- [Do this]:
Can you rewrite the data from its start through the line containing "cm( 39.… xyxy=(0,0,1024,1024)", both ends included and the request line kept as is? In the answers, scale every number (coordinates and measurements alike) by 0.75 and round each to its original number of decimals, with halves rounding up.

[Entries from a collection]
=-=-=

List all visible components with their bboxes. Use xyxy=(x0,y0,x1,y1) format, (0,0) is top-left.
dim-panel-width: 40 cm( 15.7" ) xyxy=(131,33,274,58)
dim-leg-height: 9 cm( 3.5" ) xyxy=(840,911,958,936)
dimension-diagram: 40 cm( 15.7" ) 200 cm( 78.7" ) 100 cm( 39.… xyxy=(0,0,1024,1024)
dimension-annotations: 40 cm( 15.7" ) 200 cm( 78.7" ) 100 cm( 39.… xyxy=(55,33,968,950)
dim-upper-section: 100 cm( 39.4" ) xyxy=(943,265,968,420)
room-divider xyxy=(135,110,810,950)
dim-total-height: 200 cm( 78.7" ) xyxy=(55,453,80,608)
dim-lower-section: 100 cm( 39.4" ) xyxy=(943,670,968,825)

=-=-=

- [Answer to the exercise]:
List all visible components with their bboxes. Use xyxy=(x0,y0,x1,y1) format, (0,0) is top-left.
dim-panel-width: 30 cm( 11.8" ) xyxy=(98,25,206,44)
dim-leg-height: 7 cm( 2.6" ) xyxy=(630,683,719,702)
dimension-diagram: 30 cm( 11.8" ) 150 cm( 59.0" ) 75 cm( 29.… xyxy=(0,0,768,768)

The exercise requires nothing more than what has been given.